### EXERCISE AIM
Go through the material and write it all out exactly, minus the pictures.
-- START EXTRACTED INFORMATION --
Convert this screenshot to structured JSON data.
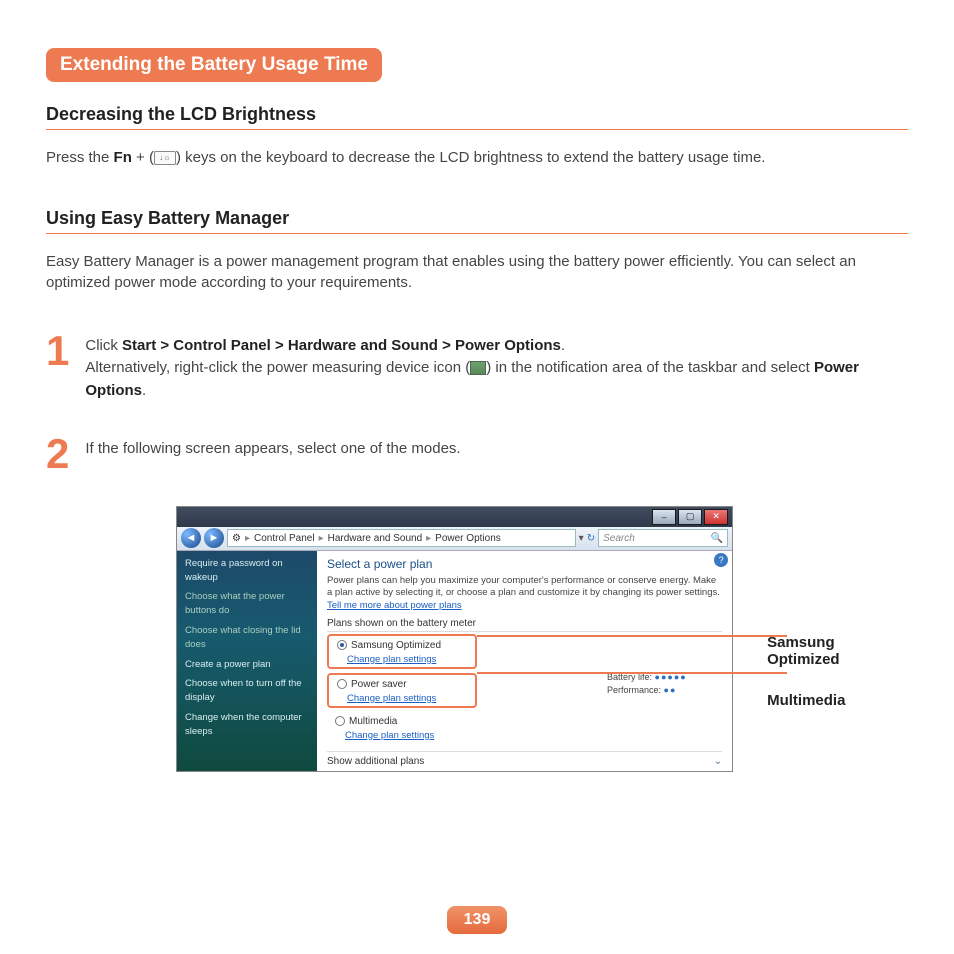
{
  "badge": "Extending the Battery Usage Time",
  "sections": {
    "lcd": {
      "title": "Decreasing the LCD Brightness",
      "text_pre": "Press the ",
      "fn": "Fn",
      "text_mid": " + (",
      "key_glyph": "↓☼",
      "text_post": ") keys on the keyboard to decrease the LCD brightness to extend the battery usage time."
    },
    "ebm": {
      "title": "Using Easy Battery Manager",
      "intro": "Easy Battery Manager is a power management program that enables using the battery power efficiently. You can select an optimized power mode according to your requirements."
    }
  },
  "steps": [
    {
      "num": "1",
      "line1_pre": "Click ",
      "line1_bold": "Start > Control Panel > Hardware and Sound > Power Options",
      "line1_post": ".",
      "line2_pre": "Alternatively, right-click the power measuring device icon (",
      "line2_post": ") in the notification area of the taskbar and select ",
      "line2_bold": "Power Options",
      "line2_end": "."
    },
    {
      "num": "2",
      "text": "If the following screen appears, select one of the modes."
    }
  ],
  "window": {
    "breadcrumb": [
      "Control Panel",
      "Hardware and Sound",
      "Power Options"
    ],
    "search_placeholder": "Search",
    "sidebar": [
      "Require a password on wakeup",
      "Choose what the power buttons do",
      "Choose what closing the lid does",
      "Create a power plan",
      "Choose when to turn off the display",
      "Change when the computer sleeps"
    ],
    "content": {
      "title": "Select a power plan",
      "desc": "Power plans can help you maximize your computer's performance or conserve energy. Make a plan active by selecting it, or choose a plan and customize it by changing its power settings. ",
      "link1": "Tell me more about power plans",
      "sub": "Plans shown on the battery meter",
      "plans": [
        {
          "name": "Samsung Optimized",
          "link": "Change plan settings",
          "selected": true,
          "highlight": true
        },
        {
          "name": "Power saver",
          "link": "Change plan settings",
          "selected": false,
          "highlight": true
        },
        {
          "name": "Multimedia",
          "link": "Change plan settings",
          "selected": false,
          "highlight": false
        }
      ],
      "battery_life": "Battery life:",
      "performance": "Performance:",
      "show": "Show additional plans"
    }
  },
  "callouts": [
    "Samsung Optimized",
    "Multimedia"
  ],
  "page_number": "139"
}
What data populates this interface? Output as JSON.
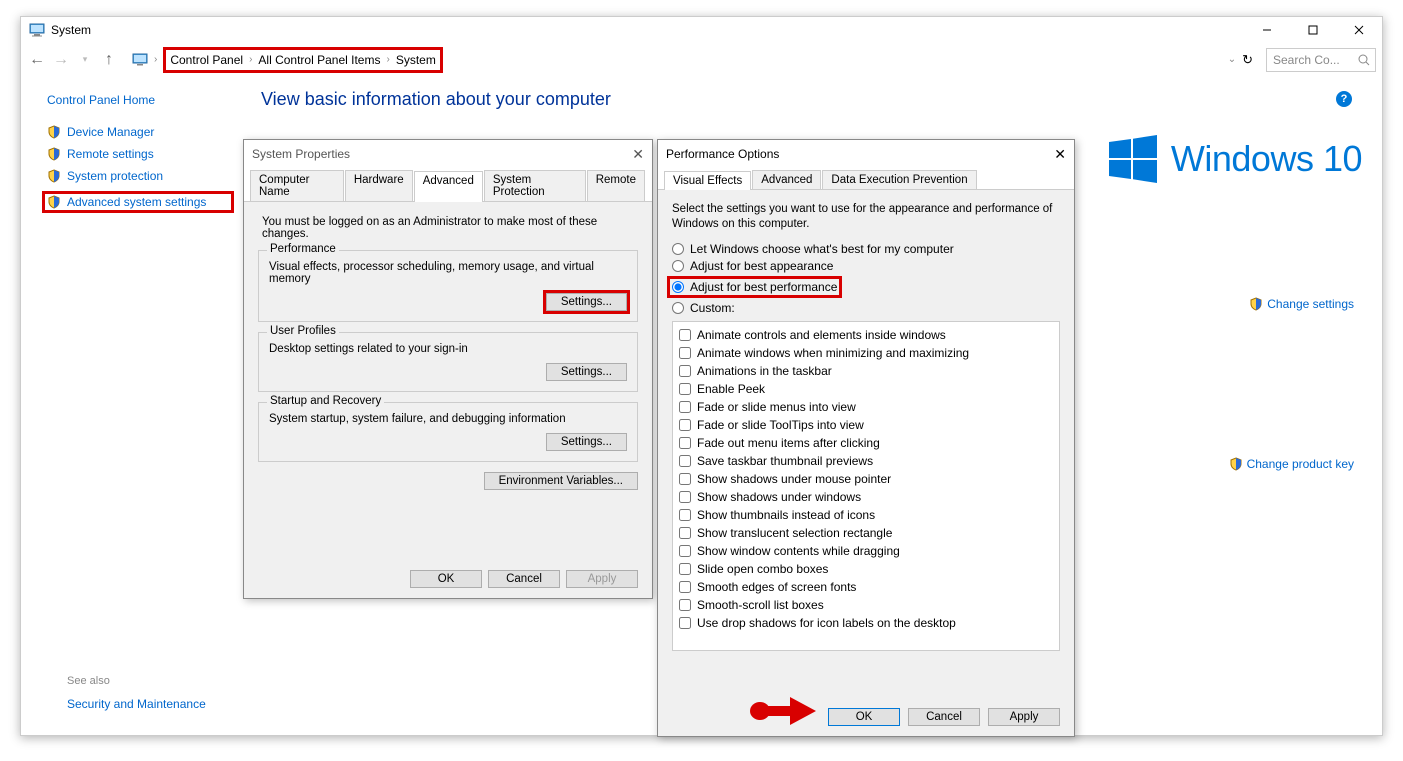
{
  "window": {
    "title": "System"
  },
  "nav": {
    "breadcrumb": [
      "Control Panel",
      "All Control Panel Items",
      "System"
    ],
    "search_placeholder": "Search Co..."
  },
  "sidebar": {
    "home": "Control Panel Home",
    "links": [
      {
        "label": "Device Manager"
      },
      {
        "label": "Remote settings"
      },
      {
        "label": "System protection"
      },
      {
        "label": "Advanced system settings"
      }
    ],
    "see_also": "See also",
    "security": "Security and Maintenance"
  },
  "main": {
    "heading": "View basic information about your computer",
    "win10": "Windows 10",
    "change_settings": "Change settings",
    "change_product_key": "Change product key"
  },
  "dlg_sysprops": {
    "title": "System Properties",
    "tabs": [
      "Computer Name",
      "Hardware",
      "Advanced",
      "System Protection",
      "Remote"
    ],
    "active_tab": "Advanced",
    "admin_msg": "You must be logged on as an Administrator to make most of these changes.",
    "groups": [
      {
        "title": "Performance",
        "desc": "Visual effects, processor scheduling, memory usage, and virtual memory",
        "btn": "Settings..."
      },
      {
        "title": "User Profiles",
        "desc": "Desktop settings related to your sign-in",
        "btn": "Settings..."
      },
      {
        "title": "Startup and Recovery",
        "desc": "System startup, system failure, and debugging information",
        "btn": "Settings..."
      }
    ],
    "env_btn": "Environment Variables...",
    "footer": {
      "ok": "OK",
      "cancel": "Cancel",
      "apply": "Apply"
    }
  },
  "dlg_perf": {
    "title": "Performance Options",
    "tabs": [
      "Visual Effects",
      "Advanced",
      "Data Execution Prevention"
    ],
    "active_tab": "Visual Effects",
    "msg": "Select the settings you want to use for the appearance and performance of Windows on this computer.",
    "radios": [
      "Let Windows choose what's best for my computer",
      "Adjust for best appearance",
      "Adjust for best performance",
      "Custom:"
    ],
    "selected_radio": 2,
    "checks": [
      "Animate controls and elements inside windows",
      "Animate windows when minimizing and maximizing",
      "Animations in the taskbar",
      "Enable Peek",
      "Fade or slide menus into view",
      "Fade or slide ToolTips into view",
      "Fade out menu items after clicking",
      "Save taskbar thumbnail previews",
      "Show shadows under mouse pointer",
      "Show shadows under windows",
      "Show thumbnails instead of icons",
      "Show translucent selection rectangle",
      "Show window contents while dragging",
      "Slide open combo boxes",
      "Smooth edges of screen fonts",
      "Smooth-scroll list boxes",
      "Use drop shadows for icon labels on the desktop"
    ],
    "footer": {
      "ok": "OK",
      "cancel": "Cancel",
      "apply": "Apply"
    }
  }
}
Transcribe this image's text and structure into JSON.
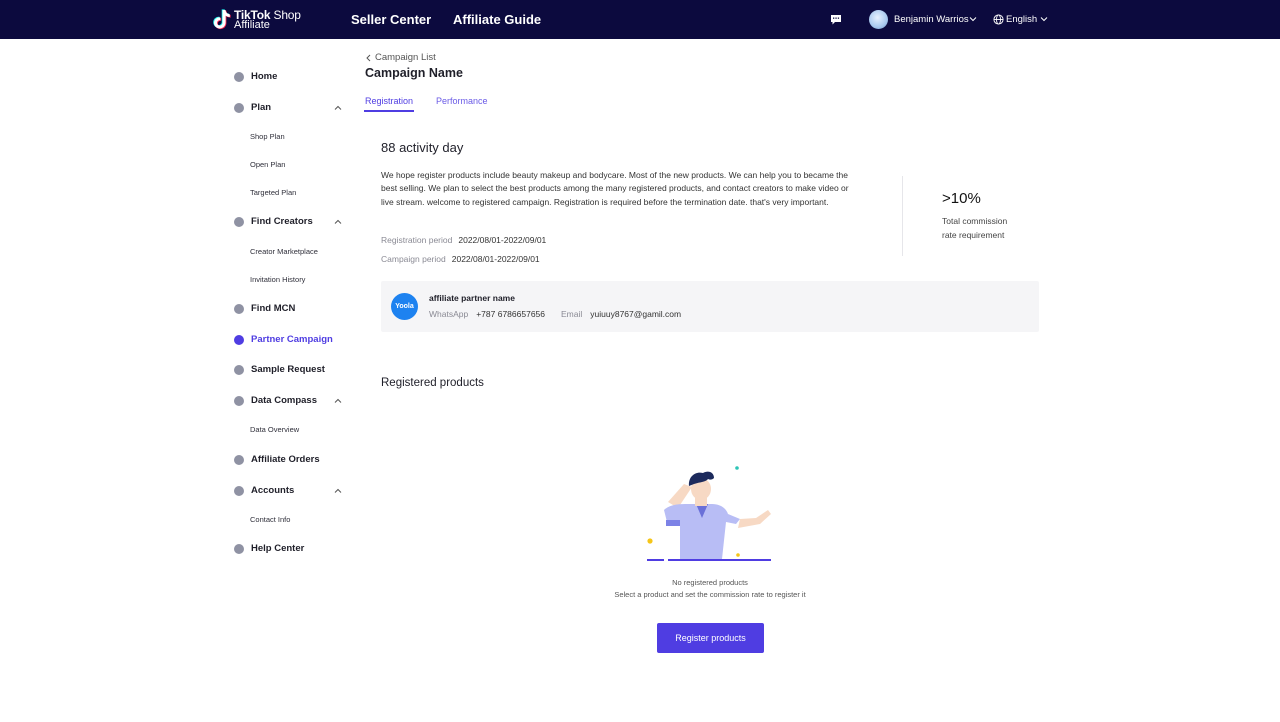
-- END EXTRACTED INFORMATION --
### TASK RESULT
Convert this screenshot to structured JSON data.
{
  "badge": "Extending the Battery Usage Time",
  "sections": {
    "lcd": {
      "title": "Decreasing the LCD Brightness",
      "text_pre": "Press the ",
      "fn": "Fn",
      "text_mid": " + (",
      "key_glyph": "↓☼",
      "text_post": ") keys on the keyboard to decrease the LCD brightness to extend the battery usage time."
    },
    "ebm": {
      "title": "Using Easy Battery Manager",
      "intro": "Easy Battery Manager is a power management program that enables using the battery power efficiently. You can select an optimized power mode according to your requirements."
    }
  },
  "steps": [
    {
      "num": "1",
      "line1_pre": "Click ",
      "line1_bold": "Start > Control Panel > Hardware and Sound > Power Options",
      "line1_post": ".",
      "line2_pre": "Alternatively, right-click the power measuring device icon (",
      "line2_post": ") in the notification area of the taskbar and select ",
      "line2_bold": "Power Options",
      "line2_end": "."
    },
    {
      "num": "2",
      "text": "If the following screen appears, select one of the modes."
    }
  ],
  "window": {
    "breadcrumb": [
      "Control Panel",
      "Hardware and Sound",
      "Power Options"
    ],
    "search_placeholder": "Search",
    "sidebar": [
      "Require a password on wakeup",
      "Choose what the power buttons do",
      "Choose what closing the lid does",
      "Create a power plan",
      "Choose when to turn off the display",
      "Change when the computer sleeps"
    ],
    "content": {
      "title": "Select a power plan",
      "desc": "Power plans can help you maximize your computer's performance or conserve energy. Make a plan active by selecting it, or choose a plan and customize it by changing its power settings. ",
      "link1": "Tell me more about power plans",
      "sub": "Plans shown on the battery meter",
      "plans": [
        {
          "name": "Samsung Optimized",
          "link": "Change plan settings",
          "selected": true,
          "highlight": true
        },
        {
          "name": "Power saver",
          "link": "Change plan settings",
          "selected": false,
          "highlight": true
        },
        {
          "name": "Multimedia",
          "link": "Change plan settings",
          "selected": false,
          "highlight": false
        }
      ],
      "battery_life": "Battery life:",
      "performance": "Performance:",
      "show": "Show additional plans"
    }
  },
  "callouts": [
    "Samsung Optimized",
    "Multimedia"
  ],
  "page_number": "139"
}
What data populates this interface? Output as JSON.
{
  "window": {
    "title": "System"
  },
  "nav": {
    "breadcrumb": [
      "Control Panel",
      "All Control Panel Items",
      "System"
    ],
    "search_placeholder": "Search Co..."
  },
  "sidebar": {
    "home": "Control Panel Home",
    "links": [
      {
        "label": "Device Manager"
      },
      {
        "label": "Remote settings"
      },
      {
        "label": "System protection"
      },
      {
        "label": "Advanced system settings"
      }
    ],
    "see_also": "See also",
    "security": "Security and Maintenance"
  },
  "main": {
    "heading": "View basic information about your computer",
    "win10": "Windows 10",
    "change_settings": "Change settings",
    "change_product_key": "Change product key"
  },
  "dlg_sysprops": {
    "title": "System Properties",
    "tabs": [
      "Computer Name",
      "Hardware",
      "Advanced",
      "System Protection",
      "Remote"
    ],
    "active_tab": "Advanced",
    "admin_msg": "You must be logged on as an Administrator to make most of these changes.",
    "groups": [
      {
        "title": "Performance",
        "desc": "Visual effects, processor scheduling, memory usage, and virtual memory",
        "btn": "Settings..."
      },
      {
        "title": "User Profiles",
        "desc": "Desktop settings related to your sign-in",
        "btn": "Settings..."
      },
      {
        "title": "Startup and Recovery",
        "desc": "System startup, system failure, and debugging information",
        "btn": "Settings..."
      }
    ],
    "env_btn": "Environment Variables...",
    "footer": {
      "ok": "OK",
      "cancel": "Cancel",
      "apply": "Apply"
    }
  },
  "dlg_perf": {
    "title": "Performance Options",
    "tabs": [
      "Visual Effects",
      "Advanced",
      "Data Execution Prevention"
    ],
    "active_tab": "Visual Effects",
    "msg": "Select the settings you want to use for the appearance and performance of Windows on this computer.",
    "radios": [
      "Let Windows choose what's best for my computer",
      "Adjust for best appearance",
      "Adjust for best performance",
      "Custom:"
    ],
    "selected_radio": 2,
    "checks": [
      "Animate controls and elements inside windows",
      "Animate windows when minimizing and maximizing",
      "Animations in the taskbar",
      "Enable Peek",
      "Fade or slide menus into view",
      "Fade or slide ToolTips into view",
      "Fade out menu items after clicking",
      "Save taskbar thumbnail previews",
      "Show shadows under mouse pointer",
      "Show shadows under windows",
      "Show thumbnails instead of icons",
      "Show translucent selection rectangle",
      "Show window contents while dragging",
      "Slide open combo boxes",
      "Smooth edges of screen fonts",
      "Smooth-scroll list boxes",
      "Use drop shadows for icon labels on the desktop"
    ],
    "footer": {
      "ok": "OK",
      "cancel": "Cancel",
      "apply": "Apply"
    }
  }
}
Transcribe this image's text and structure into JSON.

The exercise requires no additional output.